DIRECTIONS FOR THIS TASK: Below is a listing; write it out exactly and drop any images from it.

*** GIVEN INFORMATION

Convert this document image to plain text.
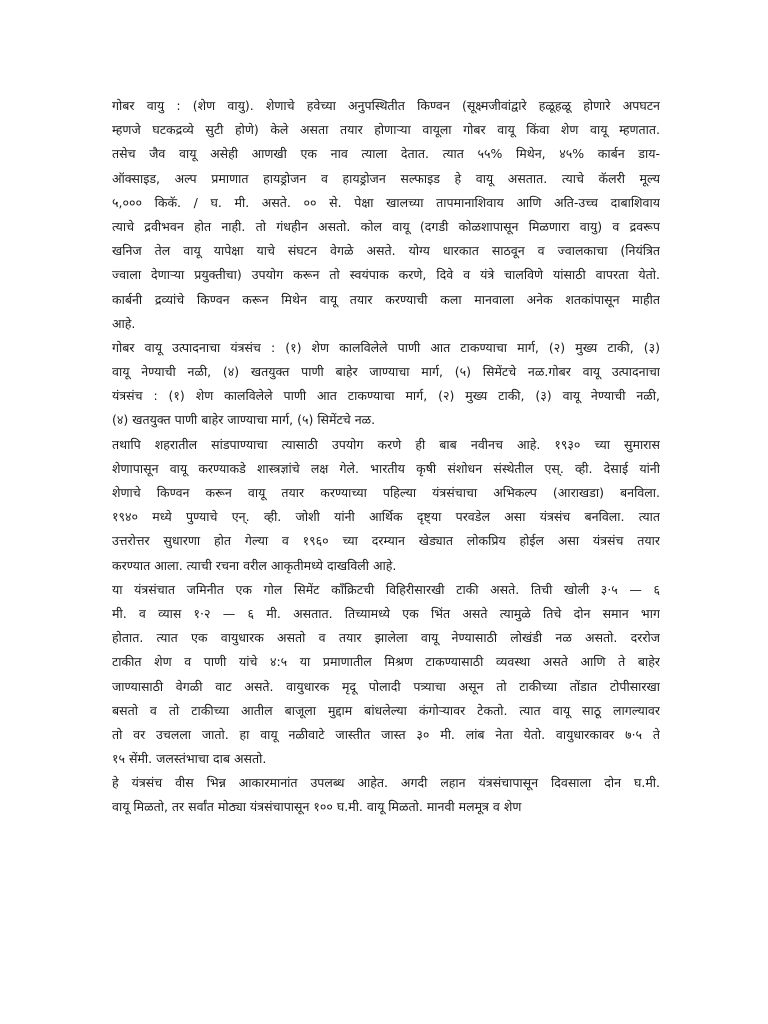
गोबर वायु : (शेण वायु). शेणाचे हवेच्या अनुपस्थितीत किण्वन (सूक्ष्मजीवांद्वारे हळूहळू होणारे अपघटन
म्हणजे घटकद्रव्ये सुटी होणे) केले असता तयार होणाऱ्या वायूला गोबर वायू किंवा शेण वायू म्हणतात.
तसेच जैव वायू असेही आणखी एक नाव त्याला देतात. त्यात ५५% मिथेन, ४५% कार्बन डाय-
ऑक्साइड, अल्प प्रमाणात हायड्रोजन व हायड्रोजन सल्फाइड हे वायू असतात. त्याचे कॅलरी मूल्य
५,००० किकॅ. / घ. मी. असते. ०० से. पेक्षा खालच्या तापमानाशिवाय आणि अति-उच्च दाबाशिवाय
त्याचे द्रवीभवन होत नाही. तो गंधहीन असतो. कोल वायू (दगडी कोळशापासून मिळणारा वायु) व द्रवरूप
खनिज तेल वायू यापेक्षा याचे संघटन वेगळे असते. योग्य धारकात साठवून व ज्वालकाचा (नियंत्रित
ज्वाला देणाऱ्या प्रयुक्तीचा) उपयोग करून तो स्वयंपाक करणे, दिवे व यंत्रे चालविणे यांसाठी वापरता येतो.
कार्बनी द्रव्यांचे किण्वन करून मिथेन वायू तयार करण्याची कला मानवाला अनेक शतकांपासून माहीत
आहे.
गोबर वायू उत्पादनाचा यंत्रसंच : (१) शेण कालविलेले पाणी आत टाकण्याचा मार्ग, (२) मुख्य टाकी, (३)
वायू नेण्याची नळी, (४) खतयुक्त पाणी बाहेर जाण्याचा मार्ग, (५) सिमेंटचे नळ.गोबर वायू उत्पादनाचा
यंत्रसंच : (१) शेण कालविलेले पाणी आत टाकण्याचा मार्ग, (२) मुख्य टाकी, (३) वायू नेण्याची नळी,
(४) खतयुक्त पाणी बाहेर जाण्याचा मार्ग, (५) सिमेंटचे नळ.
तथापि शहरातील सांडपाण्याचा त्यासाठी उपयोग करणे ही बाब नवीनच आहे. १९३० च्या सुमारास
शेणापासून वायू करण्याकडे शास्त्रज्ञांचे लक्ष गेले. भारतीय कृषी संशोधन संस्थेतील एस्. व्ही. देसाई यांनी
शेणाचे किण्वन करून वायू तयार करण्याच्या पहिल्या यंत्रसंचाचा अभिकल्प (आराखडा) बनविला.
१९४० मध्ये पुण्याचे एन्. व्ही. जोशी यांनी आर्थिक दृष्ट्या परवडेल असा यंत्रसंच बनविला. त्यात
उत्तरोत्तर सुधारणा होत गेल्या व १९६० च्या दरम्यान खेड्यात लोकप्रिय होईल असा यंत्रसंच तयार
करण्यात आला. त्याची रचना वरील आकृतीमध्ये दाखविली आहे.
या यंत्रसंचात जमिनीत एक गोल सिमेंट काँक्रिटची विहिरीसारखी टाकी असते. तिची खोली ३·५ — ६
मी. व व्यास १·२ — ६ मी. असतात. तिच्यामध्ये एक भिंत असते त्यामुळे तिचे दोन समान भाग
होतात. त्यात एक वायुधारक असतो व तयार झालेला वायू नेण्यासाठी लोखंडी नळ असतो. दररोज
टाकीत शेण व पाणी यांचे ४:५ या प्रमाणातील मिश्रण टाकण्यासाठी व्यवस्था असते आणि ते बाहेर
जाण्यासाठी वेगळी वाट असते. वायुधारक मृदू पोलादी पत्र्याचा असून तो टाकीच्या तोंडात टोपीसारखा
बसतो व तो टाकीच्या आतील बाजूला मुद्दाम बांधलेल्या कंगोऱ्यावर टेकतो. त्यात वायू साठू लागल्यावर
तो वर उचलला जातो. हा वायू नळीवाटे जास्तीत जास्त ३० मी. लांब नेता येतो. वायुधारकावर ७·५ ते
१५ सेंमी. जलस्तंभाचा दाब असतो.
हे यंत्रसंच वीस भिन्न आकारमानांत उपलब्ध आहेत. अगदी लहान यंत्रसंचापासून दिवसाला दोन घ.मी.
वायू मिळतो, तर सर्वांत मोठ्या यंत्रसंचापासून १०० घ.मी. वायू मिळतो. मानवी मलमूत्र व शेण
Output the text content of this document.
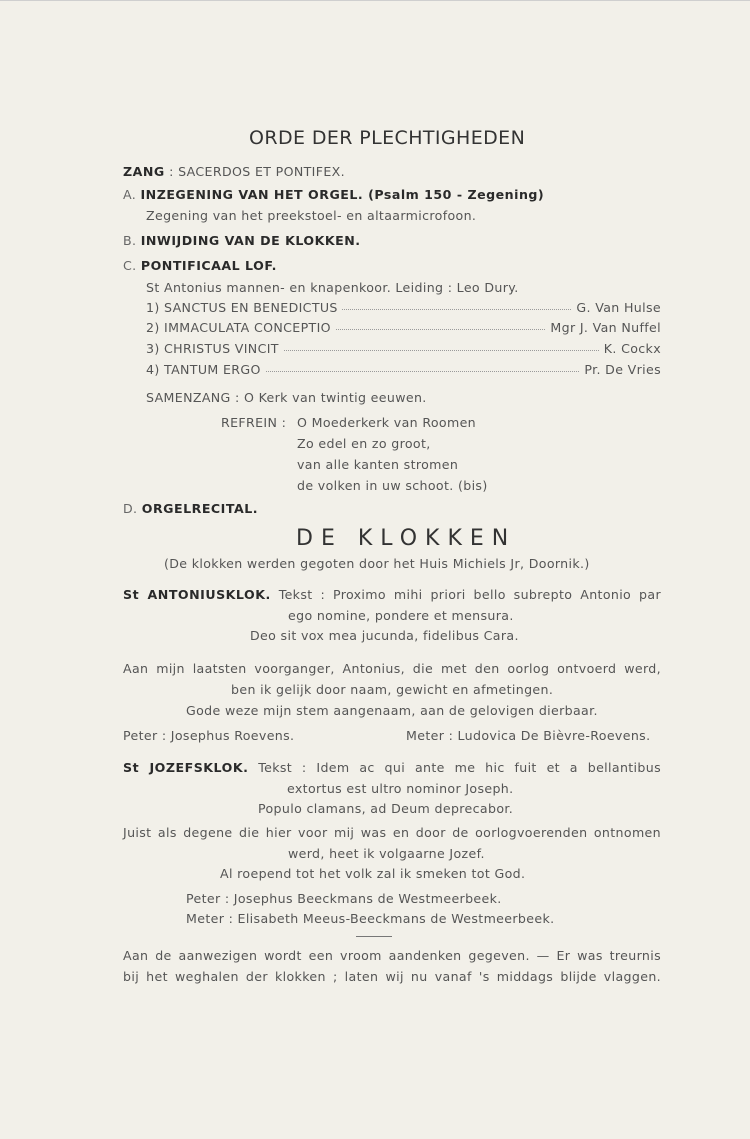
ORDE DER PLECHTIGHEDEN
ZANG : SACERDOS ET PONTIFEX.
A. INZEGENING VAN HET ORGEL. (Psalm 150 - Zegening)
Zegening van het preekstoel- en altaarmicrofoon.
B. INWIJDING VAN DE KLOKKEN.
C. PONTIFICAAL LOF.
St Antonius mannen- en knapenkoor. Leiding : Leo Dury.
1) SANCTUS EN BENEDICTUS	G. Van Hulse
2) IMMACULATA CONCEPTIO	Mgr J. Van Nuffel
3) CHRISTUS VINCIT	K. Cockx
4) TANTUM ERGO	Pr. De Vries
SAMENZANG : O Kerk van twintig eeuwen.
REFREIN : O Moederkerk van Roomen
Zo edel en zo groot,
van alle kanten stromen
de volken in uw schoot. (bis)
D. ORGELRECITAL.
DE KLOKKEN
(De klokken werden gegoten door het Huis Michiels Jr, Doornik.)
St ANTONIUSKLOK. Tekst : Proximo mihi priori bello subrepto Antonio par
ego nomine, pondere et mensura.
Deo sit vox mea jucunda, fidelibus Cara.
Aan mijn laatsten voorganger, Antonius, die met den oorlog ontvoerd werd,
ben ik gelijk door naam, gewicht en afmetingen.
Gode weze mijn stem aangenaam, aan de gelovigen dierbaar.
Peter : Josephus Roevens.	Meter : Ludovica De Bièvre-Roevens.
St JOZEFSKLOK. Tekst : Idem ac qui ante me hic fuit et a bellantibus
extortus est ultro nominor Joseph.
Populo clamans, ad Deum deprecabor.
Juist als degene die hier voor mij was en door de oorlogvoerenden ontnomen
werd, heet ik volgaarne Jozef.
Al roepend tot het volk zal ik smeken tot God.
Peter : Josephus Beeckmans de Westmeerbeek.
Meter : Elisabeth Meeus-Beeckmans de Westmeerbeek.
Aan de aanwezigen wordt een vroom aandenken gegeven. — Er was treurnis
bij het weghalen der klokken ; laten wij nu vanaf 's middags blijde vlaggen.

******

ANSWER BELOW:
Convert this document image to plain text.
गोबर वायु : (शेण वायु). शेणाचे हवेच्या अनुपस्थितीत किण्वन (सूक्ष्मजीवांद्वारे हळूहळू होणारे अपघटन
म्हणजे घटकद्रव्ये सुटी होणे) केले असता तयार होणाऱ्या वायूला गोबर वायू किंवा शेण वायू म्हणतात.
तसेच जैव वायू असेही आणखी एक नाव त्याला देतात. त्यात ५५% मिथेन, ४५% कार्बन डाय-
ऑक्साइड, अल्प प्रमाणात हायड्रोजन व हायड्रोजन सल्फाइड हे वायू असतात. त्याचे कॅलरी मूल्य
५,००० किकॅ. / घ. मी. असते. ०० से. पेक्षा खालच्या तापमानाशिवाय आणि अति-उच्च दाबाशिवाय
त्याचे द्रवीभवन होत नाही. तो गंधहीन असतो. कोल वायू (दगडी कोळशापासून मिळणारा वायु) व द्रवरूप
खनिज तेल वायू यापेक्षा याचे संघटन वेगळे असते. योग्य धारकात साठवून व ज्वालकाचा (नियंत्रित
ज्वाला देणाऱ्या प्रयुक्तीचा) उपयोग करून तो स्वयंपाक करणे, दिवे व यंत्रे चालविणे यांसाठी वापरता येतो.
कार्बनी द्रव्यांचे किण्वन करून मिथेन वायू तयार करण्याची कला मानवाला अनेक शतकांपासून माहीत
आहे.
गोबर वायू उत्पादनाचा यंत्रसंच : (१) शेण कालविलेले पाणी आत टाकण्याचा मार्ग, (२) मुख्य टाकी, (३)
वायू नेण्याची नळी, (४) खतयुक्त पाणी बाहेर जाण्याचा मार्ग, (५) सिमेंटचे नळ.गोबर वायू उत्पादनाचा
यंत्रसंच : (१) शेण कालविलेले पाणी आत टाकण्याचा मार्ग, (२) मुख्य टाकी, (३) वायू नेण्याची नळी,
(४) खतयुक्त पाणी बाहेर जाण्याचा मार्ग, (५) सिमेंटचे नळ.
तथापि शहरातील सांडपाण्याचा त्यासाठी उपयोग करणे ही बाब नवीनच आहे. १९३० च्या सुमारास
शेणापासून वायू करण्याकडे शास्त्रज्ञांचे लक्ष गेले. भारतीय कृषी संशोधन संस्थेतील एस्. व्ही. देसाई यांनी
शेणाचे किण्वन करून वायू तयार करण्याच्या पहिल्या यंत्रसंचाचा अभिकल्प (आराखडा) बनविला.
१९४० मध्ये पुण्याचे एन्. व्ही. जोशी यांनी आर्थिक दृष्ट्या परवडेल असा यंत्रसंच बनविला. त्यात
उत्तरोत्तर सुधारणा होत गेल्या व १९६० च्या दरम्यान खेड्यात लोकप्रिय होईल असा यंत्रसंच तयार
करण्यात आला. त्याची रचना वरील आकृतीमध्ये दाखविली आहे.
या यंत्रसंचात जमिनीत एक गोल सिमेंट काँक्रिटची विहिरीसारखी टाकी असते. तिची खोली ३·५ — ६
मी. व व्यास १·२ — ६ मी. असतात. तिच्यामध्ये एक भिंत असते त्यामुळे तिचे दोन समान भाग
होतात. त्यात एक वायुधारक असतो व तयार झालेला वायू नेण्यासाठी लोखंडी नळ असतो. दररोज
टाकीत शेण व पाणी यांचे ४:५ या प्रमाणातील मिश्रण टाकण्यासाठी व्यवस्था असते आणि ते बाहेर
जाण्यासाठी वेगळी वाट असते. वायुधारक मृदू पोलादी पत्र्याचा असून तो टाकीच्या तोंडात टोपीसारखा
बसतो व तो टाकीच्या आतील बाजूला मुद्दाम बांधलेल्या कंगोऱ्यावर टेकतो. त्यात वायू साठू लागल्यावर
तो वर उचलला जातो. हा वायू नळीवाटे जास्तीत जास्त ३० मी. लांब नेता येतो. वायुधारकावर ७·५ ते
१५ सेंमी. जलस्तंभाचा दाब असतो.
हे यंत्रसंच वीस भिन्न आकारमानांत उपलब्ध आहेत. अगदी लहान यंत्रसंचापासून दिवसाला दोन घ.मी.
वायू मिळतो, तर सर्वांत मोठ्या यंत्रसंचापासून १०० घ.मी. वायू मिळतो. मानवी मलमूत्र व शेण
Output the text content of this document.
ORDE DER PLECHTIGHEDEN
ZANG : SACERDOS ET PONTIFEX.
A. INZEGENING VAN HET ORGEL. (Psalm 150 - Zegening)
Zegening van het preekstoel- en altaarmicrofoon.
B. INWIJDING VAN DE KLOKKEN.
C. PONTIFICAAL LOF.
St Antonius mannen- en knapenkoor. Leiding : Leo Dury.
1) SANCTUS EN BENEDICTUS	G. Van Hulse
2) IMMACULATA CONCEPTIO	Mgr J. Van Nuffel
3) CHRISTUS VINCIT	K. Cockx
4) TANTUM ERGO	Pr. De Vries
SAMENZANG : O Kerk van twintig eeuwen.
REFREIN : O Moederkerk van Roomen
Zo edel en zo groot,
van alle kanten stromen
de volken in uw schoot. (bis)
D. ORGELRECITAL.
DE KLOKKEN
(De klokken werden gegoten door het Huis Michiels Jr, Doornik.)
St ANTONIUSKLOK. Tekst : Proximo mihi priori bello subrepto Antonio par
ego nomine, pondere et mensura.
Deo sit vox mea jucunda, fidelibus Cara.
Aan mijn laatsten voorganger, Antonius, die met den oorlog ontvoerd werd,
ben ik gelijk door naam, gewicht en afmetingen.
Gode weze mijn stem aangenaam, aan de gelovigen dierbaar.
Peter : Josephus Roevens.	Meter : Ludovica De Bièvre-Roevens.
St JOZEFSKLOK. Tekst : Idem ac qui ante me hic fuit et a bellantibus
extortus est ultro nominor Joseph.
Populo clamans, ad Deum deprecabor.
Juist als degene die hier voor mij was en door de oorlogvoerenden ontnomen
werd, heet ik volgaarne Jozef.
Al roepend tot het volk zal ik smeken tot God.
Peter : Josephus Beeckmans de Westmeerbeek.
Meter : Elisabeth Meeus-Beeckmans de Westmeerbeek.
Aan de aanwezigen wordt een vroom aandenken gegeven. — Er was treurnis
bij het weghalen der klokken ; laten wij nu vanaf 's middags blijde vlaggen.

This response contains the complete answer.